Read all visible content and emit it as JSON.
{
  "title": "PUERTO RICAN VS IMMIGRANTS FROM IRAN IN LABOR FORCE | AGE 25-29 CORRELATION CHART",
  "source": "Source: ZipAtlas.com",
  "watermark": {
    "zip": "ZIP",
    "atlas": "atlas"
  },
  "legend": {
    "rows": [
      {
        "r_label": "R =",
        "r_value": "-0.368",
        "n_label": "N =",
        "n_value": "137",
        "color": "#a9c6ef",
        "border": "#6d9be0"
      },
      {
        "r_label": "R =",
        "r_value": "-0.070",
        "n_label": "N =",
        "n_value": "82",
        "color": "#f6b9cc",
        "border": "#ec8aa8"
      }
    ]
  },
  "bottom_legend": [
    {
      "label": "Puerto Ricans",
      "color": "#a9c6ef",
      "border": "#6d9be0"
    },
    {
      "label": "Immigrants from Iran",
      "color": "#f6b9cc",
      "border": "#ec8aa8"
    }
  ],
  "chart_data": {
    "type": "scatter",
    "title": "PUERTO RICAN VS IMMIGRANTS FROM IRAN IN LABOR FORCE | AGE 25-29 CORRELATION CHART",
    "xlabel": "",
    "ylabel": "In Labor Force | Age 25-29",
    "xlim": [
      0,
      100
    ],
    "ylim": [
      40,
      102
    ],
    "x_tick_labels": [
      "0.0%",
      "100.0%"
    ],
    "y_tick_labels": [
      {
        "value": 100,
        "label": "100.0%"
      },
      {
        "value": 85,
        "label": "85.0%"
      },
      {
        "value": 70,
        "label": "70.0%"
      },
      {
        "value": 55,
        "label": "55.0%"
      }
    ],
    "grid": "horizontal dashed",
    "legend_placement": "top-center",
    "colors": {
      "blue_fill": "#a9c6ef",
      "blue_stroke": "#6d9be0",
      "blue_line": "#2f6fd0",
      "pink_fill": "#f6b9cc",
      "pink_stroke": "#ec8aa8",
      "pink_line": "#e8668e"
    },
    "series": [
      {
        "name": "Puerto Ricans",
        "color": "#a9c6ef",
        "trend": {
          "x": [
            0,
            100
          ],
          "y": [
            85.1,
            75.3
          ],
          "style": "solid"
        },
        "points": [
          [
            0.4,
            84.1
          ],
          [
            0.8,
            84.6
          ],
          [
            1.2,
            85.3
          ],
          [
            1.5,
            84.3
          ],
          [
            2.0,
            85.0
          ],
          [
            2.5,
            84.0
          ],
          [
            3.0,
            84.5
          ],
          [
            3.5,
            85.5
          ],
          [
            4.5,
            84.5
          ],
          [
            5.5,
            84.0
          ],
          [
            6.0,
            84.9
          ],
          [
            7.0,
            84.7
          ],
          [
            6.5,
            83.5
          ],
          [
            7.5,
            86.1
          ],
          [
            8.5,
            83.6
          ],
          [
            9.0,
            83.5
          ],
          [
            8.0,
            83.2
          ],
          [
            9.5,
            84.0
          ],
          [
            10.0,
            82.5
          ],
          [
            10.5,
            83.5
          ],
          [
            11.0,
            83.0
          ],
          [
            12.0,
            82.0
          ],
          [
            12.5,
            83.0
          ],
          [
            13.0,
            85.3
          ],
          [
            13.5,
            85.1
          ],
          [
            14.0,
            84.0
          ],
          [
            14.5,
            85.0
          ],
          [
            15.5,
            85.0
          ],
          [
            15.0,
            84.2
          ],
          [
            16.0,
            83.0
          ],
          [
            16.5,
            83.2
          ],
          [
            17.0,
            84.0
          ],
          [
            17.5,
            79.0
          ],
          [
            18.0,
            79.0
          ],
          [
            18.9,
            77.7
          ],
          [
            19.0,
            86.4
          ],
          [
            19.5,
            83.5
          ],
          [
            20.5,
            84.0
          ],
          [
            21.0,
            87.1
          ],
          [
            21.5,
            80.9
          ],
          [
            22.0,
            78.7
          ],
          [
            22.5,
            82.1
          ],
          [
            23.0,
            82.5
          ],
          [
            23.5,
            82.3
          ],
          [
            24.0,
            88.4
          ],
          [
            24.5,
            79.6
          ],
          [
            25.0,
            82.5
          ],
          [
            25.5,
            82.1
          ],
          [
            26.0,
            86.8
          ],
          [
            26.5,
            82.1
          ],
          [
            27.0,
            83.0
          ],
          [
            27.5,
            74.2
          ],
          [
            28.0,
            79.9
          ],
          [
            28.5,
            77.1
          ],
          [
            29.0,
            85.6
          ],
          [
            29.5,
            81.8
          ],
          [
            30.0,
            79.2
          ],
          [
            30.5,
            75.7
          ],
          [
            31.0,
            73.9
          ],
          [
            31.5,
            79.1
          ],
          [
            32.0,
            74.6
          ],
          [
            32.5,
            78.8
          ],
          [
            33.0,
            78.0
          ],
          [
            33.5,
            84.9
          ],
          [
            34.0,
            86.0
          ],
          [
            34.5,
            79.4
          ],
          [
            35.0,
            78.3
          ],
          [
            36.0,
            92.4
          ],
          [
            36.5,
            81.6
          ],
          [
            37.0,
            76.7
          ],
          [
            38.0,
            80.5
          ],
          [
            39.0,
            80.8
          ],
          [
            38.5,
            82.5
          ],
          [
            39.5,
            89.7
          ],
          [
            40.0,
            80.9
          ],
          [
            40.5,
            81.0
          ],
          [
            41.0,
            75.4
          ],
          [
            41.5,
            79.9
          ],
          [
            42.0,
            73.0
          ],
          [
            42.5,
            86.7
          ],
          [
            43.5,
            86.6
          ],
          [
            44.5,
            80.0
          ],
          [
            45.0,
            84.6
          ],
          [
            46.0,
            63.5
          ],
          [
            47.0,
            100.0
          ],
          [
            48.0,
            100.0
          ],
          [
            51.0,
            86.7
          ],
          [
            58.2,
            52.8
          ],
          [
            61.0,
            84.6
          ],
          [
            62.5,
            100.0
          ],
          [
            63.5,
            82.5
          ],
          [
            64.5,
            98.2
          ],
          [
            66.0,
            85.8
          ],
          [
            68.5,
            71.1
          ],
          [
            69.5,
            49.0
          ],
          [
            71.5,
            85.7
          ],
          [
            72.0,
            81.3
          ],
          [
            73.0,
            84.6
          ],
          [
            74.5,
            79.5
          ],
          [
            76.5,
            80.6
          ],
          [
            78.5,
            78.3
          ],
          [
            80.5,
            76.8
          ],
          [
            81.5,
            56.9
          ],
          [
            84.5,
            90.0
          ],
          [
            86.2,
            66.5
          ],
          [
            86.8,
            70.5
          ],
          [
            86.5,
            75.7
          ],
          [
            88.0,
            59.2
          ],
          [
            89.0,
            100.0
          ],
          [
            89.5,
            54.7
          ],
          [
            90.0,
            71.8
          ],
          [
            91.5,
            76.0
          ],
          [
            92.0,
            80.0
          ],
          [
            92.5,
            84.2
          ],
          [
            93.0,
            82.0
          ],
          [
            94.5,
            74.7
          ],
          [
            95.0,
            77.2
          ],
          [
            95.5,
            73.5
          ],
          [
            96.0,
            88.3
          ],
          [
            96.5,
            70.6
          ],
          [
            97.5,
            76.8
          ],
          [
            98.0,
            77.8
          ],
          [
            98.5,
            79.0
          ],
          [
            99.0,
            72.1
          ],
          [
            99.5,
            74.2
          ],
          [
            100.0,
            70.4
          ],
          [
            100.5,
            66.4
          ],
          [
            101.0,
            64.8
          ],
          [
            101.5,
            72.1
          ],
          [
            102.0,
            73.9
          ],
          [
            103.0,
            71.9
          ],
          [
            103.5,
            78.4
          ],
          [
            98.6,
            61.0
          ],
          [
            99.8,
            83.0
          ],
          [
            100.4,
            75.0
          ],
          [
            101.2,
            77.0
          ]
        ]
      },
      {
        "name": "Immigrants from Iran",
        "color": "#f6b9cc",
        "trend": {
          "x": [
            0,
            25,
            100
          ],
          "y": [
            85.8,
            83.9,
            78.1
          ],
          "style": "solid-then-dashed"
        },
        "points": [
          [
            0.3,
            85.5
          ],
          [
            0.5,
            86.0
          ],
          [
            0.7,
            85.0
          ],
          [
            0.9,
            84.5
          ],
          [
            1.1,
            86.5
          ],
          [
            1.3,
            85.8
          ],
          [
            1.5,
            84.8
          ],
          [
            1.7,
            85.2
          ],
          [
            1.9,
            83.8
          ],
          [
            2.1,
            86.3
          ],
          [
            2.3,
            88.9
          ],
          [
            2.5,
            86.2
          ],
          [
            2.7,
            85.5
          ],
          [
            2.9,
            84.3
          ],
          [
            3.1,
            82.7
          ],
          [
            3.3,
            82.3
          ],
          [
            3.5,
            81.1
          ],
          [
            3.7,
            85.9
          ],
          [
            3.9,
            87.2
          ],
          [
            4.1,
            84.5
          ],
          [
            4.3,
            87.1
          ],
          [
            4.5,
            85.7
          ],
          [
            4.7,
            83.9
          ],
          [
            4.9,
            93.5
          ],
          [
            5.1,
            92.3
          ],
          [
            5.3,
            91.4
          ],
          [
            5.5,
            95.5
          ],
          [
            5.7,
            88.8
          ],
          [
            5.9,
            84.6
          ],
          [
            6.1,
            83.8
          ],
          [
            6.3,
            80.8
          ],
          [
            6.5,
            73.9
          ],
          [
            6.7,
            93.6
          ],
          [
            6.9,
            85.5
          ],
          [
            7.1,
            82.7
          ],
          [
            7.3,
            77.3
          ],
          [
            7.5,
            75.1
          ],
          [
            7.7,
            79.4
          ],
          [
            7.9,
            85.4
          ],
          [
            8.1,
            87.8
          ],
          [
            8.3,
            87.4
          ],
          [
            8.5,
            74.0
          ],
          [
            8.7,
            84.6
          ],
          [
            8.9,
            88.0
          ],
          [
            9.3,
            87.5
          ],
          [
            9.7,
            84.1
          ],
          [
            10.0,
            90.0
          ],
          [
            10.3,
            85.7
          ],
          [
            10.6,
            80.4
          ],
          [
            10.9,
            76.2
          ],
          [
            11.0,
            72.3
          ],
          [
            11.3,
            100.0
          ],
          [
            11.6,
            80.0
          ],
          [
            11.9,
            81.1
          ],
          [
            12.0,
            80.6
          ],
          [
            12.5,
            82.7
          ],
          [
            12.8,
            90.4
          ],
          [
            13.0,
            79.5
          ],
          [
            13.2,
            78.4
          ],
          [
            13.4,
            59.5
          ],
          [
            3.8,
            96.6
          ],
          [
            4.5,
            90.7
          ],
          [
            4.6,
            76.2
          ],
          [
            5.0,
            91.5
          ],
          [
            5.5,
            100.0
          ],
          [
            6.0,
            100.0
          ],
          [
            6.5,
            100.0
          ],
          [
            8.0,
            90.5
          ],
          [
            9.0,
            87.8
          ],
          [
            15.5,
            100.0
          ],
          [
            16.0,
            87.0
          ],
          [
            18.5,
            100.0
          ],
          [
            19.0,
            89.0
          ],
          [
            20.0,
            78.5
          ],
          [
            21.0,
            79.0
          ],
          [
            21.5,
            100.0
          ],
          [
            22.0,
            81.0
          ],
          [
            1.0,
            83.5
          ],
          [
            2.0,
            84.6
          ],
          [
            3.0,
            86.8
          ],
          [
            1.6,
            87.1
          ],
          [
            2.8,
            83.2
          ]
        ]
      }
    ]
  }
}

-.-.-

* **Task**
Report only the number of lines in the records that include the word "name".

* **Solution for this problem**
2